# GIVEN EXERCISE 1
In the records, rewrite the lines from the one containing "Segment this chart: for" through the one containing "y-tick-label: 20 [34,373,48,388]", replacing "data-label" with "value-label" and keeping everything else the same. Leave the pictures out.

Trumaine Washington (born June 10, 1995) is a professional gridiron football defensive back for the Orlando Guardians of the XFL. He played for Toronto Argonauts, Edmonton Elks, and Calgary Stampeders of the Canadian Football League (CFL).

College career
Washington played college football for the Louisville Cardinals from 2014 to 2017.

Professional career

Toronto Argonauts
Washington signed with the Toronto Argonauts as a free agent on May 21, 2018 and was assigned to the practice roster following training camp. He was promoted to the active roster for the July 21, 2018 game versus the Winnipeg Blue Bombers and earned his first start on August 2, 2018. He recorded his first professional interception and touchdown on September 22, 2018 against the Saskatchewan Roughriders. Over two seasons, he played in 25 regular season games recording 56 defensive tackles, five interceptions, and one touchdown. As a pending free agent in 2020, he was released during the free agency negotiation window on February 7, 2020.

Edmonton Eskimos / Elks
Washington signed with the Edmonton Eskimos on February 11, 2020. However, he did not play in 2020 due to the cancellation of the 2020 CFL season. He signed a contract extension with the team on December 30, 2020. He played in all 14 regular season games in 2021 for the newly named Edmonton Elks where he had 55 defensive tackles, five interceptions, one forced fumble, and one touchdown. He became a free agent upon the expiry of his contract on February 8, 2022.

Ottawa Redblacks
On February 10, 2022, it was announced that Washington had signed with the Ottawa Redblacks. After two preseason games with the Redblacks, he was released on June 5, 2022.

# MATERIAL TO PROCESS
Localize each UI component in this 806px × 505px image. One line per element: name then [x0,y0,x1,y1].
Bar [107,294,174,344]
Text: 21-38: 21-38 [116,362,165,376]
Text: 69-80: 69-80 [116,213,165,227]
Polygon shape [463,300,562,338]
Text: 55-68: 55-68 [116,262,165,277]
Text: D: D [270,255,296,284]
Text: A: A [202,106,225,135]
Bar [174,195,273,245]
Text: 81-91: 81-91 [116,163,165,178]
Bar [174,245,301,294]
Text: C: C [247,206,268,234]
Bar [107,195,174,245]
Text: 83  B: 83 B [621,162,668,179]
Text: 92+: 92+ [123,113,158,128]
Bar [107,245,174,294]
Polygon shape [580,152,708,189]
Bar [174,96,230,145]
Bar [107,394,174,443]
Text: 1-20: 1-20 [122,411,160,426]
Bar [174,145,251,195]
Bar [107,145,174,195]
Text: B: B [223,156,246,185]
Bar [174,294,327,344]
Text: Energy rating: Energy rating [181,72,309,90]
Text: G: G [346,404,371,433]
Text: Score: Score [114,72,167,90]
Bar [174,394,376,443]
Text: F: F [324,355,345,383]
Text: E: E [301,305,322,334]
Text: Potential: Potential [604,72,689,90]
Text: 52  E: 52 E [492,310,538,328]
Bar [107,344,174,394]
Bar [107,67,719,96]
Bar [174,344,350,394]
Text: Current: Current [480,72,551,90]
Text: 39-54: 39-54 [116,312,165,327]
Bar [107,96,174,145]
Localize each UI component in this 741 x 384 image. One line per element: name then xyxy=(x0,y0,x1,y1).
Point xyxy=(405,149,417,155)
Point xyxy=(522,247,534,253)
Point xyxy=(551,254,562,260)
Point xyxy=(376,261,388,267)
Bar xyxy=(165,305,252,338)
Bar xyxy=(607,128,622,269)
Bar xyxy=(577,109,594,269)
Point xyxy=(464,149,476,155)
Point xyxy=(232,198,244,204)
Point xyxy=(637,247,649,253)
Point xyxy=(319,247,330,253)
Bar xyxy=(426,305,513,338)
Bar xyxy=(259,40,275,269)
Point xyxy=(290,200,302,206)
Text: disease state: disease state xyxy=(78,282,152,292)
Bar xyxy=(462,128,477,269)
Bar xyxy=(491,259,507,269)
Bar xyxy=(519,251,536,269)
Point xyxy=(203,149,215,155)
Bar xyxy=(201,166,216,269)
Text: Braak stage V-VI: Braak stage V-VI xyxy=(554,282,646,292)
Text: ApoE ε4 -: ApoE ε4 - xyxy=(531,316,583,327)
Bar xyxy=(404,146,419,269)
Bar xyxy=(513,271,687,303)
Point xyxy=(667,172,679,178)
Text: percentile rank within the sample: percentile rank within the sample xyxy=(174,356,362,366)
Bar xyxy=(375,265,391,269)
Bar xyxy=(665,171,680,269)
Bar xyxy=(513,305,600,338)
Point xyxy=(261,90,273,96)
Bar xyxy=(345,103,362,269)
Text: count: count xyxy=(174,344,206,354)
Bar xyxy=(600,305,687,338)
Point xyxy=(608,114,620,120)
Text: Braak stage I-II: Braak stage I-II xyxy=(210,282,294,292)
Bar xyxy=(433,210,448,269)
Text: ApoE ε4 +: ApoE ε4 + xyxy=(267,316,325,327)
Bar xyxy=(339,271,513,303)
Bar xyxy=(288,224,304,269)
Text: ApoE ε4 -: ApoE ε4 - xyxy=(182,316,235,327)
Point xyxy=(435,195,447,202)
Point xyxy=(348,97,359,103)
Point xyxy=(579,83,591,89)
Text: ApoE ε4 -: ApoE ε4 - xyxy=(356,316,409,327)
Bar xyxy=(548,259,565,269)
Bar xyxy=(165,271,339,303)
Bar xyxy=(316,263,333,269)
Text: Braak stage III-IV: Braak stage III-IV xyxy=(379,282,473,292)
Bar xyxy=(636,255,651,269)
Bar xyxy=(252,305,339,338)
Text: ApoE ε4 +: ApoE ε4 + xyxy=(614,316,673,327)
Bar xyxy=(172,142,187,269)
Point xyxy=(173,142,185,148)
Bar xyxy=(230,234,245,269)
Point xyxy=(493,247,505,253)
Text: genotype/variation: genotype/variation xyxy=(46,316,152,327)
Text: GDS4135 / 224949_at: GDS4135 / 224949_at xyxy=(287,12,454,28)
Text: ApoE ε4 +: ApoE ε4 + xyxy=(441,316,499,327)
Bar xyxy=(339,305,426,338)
* * *
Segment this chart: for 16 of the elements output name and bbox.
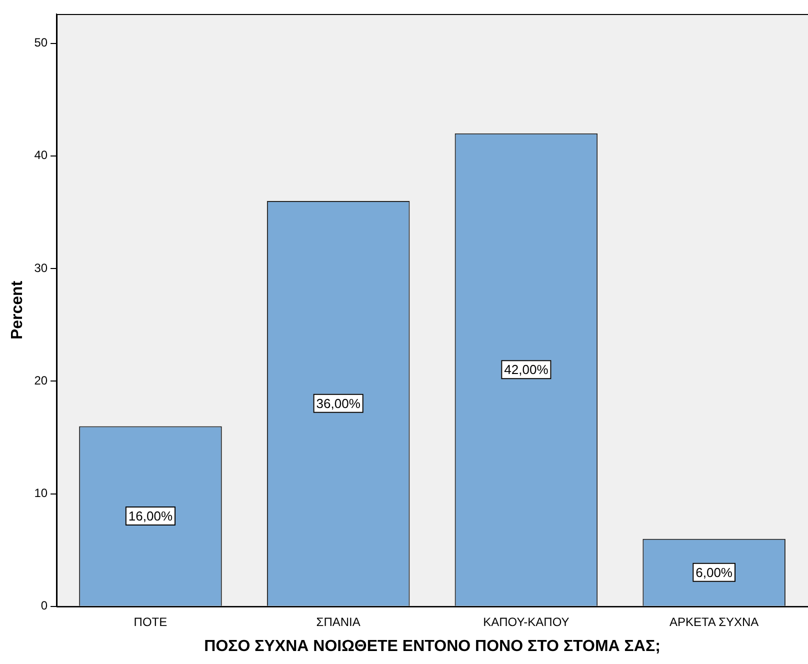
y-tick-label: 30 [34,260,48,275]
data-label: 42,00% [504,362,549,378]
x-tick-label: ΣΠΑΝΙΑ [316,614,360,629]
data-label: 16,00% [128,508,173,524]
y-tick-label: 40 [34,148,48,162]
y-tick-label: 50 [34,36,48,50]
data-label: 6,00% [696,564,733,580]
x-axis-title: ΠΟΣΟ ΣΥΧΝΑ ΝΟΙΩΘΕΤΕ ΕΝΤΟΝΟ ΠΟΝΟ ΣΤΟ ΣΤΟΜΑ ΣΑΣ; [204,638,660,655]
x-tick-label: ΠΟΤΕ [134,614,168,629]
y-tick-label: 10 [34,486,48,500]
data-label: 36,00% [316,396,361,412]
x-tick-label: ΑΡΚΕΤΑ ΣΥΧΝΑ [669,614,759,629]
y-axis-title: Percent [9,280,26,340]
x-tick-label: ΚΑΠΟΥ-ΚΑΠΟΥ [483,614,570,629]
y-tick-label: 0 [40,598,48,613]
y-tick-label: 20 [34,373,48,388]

# GIVEN EXERCISE 2
Answer these questions using the article on Trumaine Washington:
(a) Which college football team did Washington play for from 2014 to 2017?
(b) On what date did Washington sign with the Edmonton Eskimos?
(c) How many preseason games did Washington play with the Redblacks before being released?

# CORRECT RESPONSE 1
Segment this chart: for 16 of the elements output name and bbox.
y-tick-label: 30 [34,260,48,275]
value-label: 42,00% [504,362,549,378]
x-tick-label: ΣΠΑΝΙΑ [316,614,360,629]
value-label: 16,00% [128,508,173,524]
y-tick-label: 40 [34,148,48,162]
y-tick-label: 50 [34,36,48,50]
value-label: 6,00% [696,564,733,580]
x-axis-title: ΠΟΣΟ ΣΥΧΝΑ ΝΟΙΩΘΕΤΕ ΕΝΤΟΝΟ ΠΟΝΟ ΣΤΟ ΣΤΟΜΑ ΣΑΣ; [204,638,660,655]
x-tick-label: ΠΟΤΕ [134,614,168,629]
y-tick-label: 10 [34,486,48,500]
value-label: 36,00% [316,396,361,412]
x-tick-label: ΑΡΚΕΤΑ ΣΥΧΝΑ [669,614,759,629]
y-axis-title: Percent [9,280,26,340]
x-tick-label: ΚΑΠΟΥ-ΚΑΠΟΥ [483,614,570,629]
y-tick-label: 0 [40,598,48,613]
y-tick-label: 20 [34,373,48,388]

# CORRECT RESPONSE 2
(a) The Louisville Cardinals
(b) February 11, 2020
(c) Two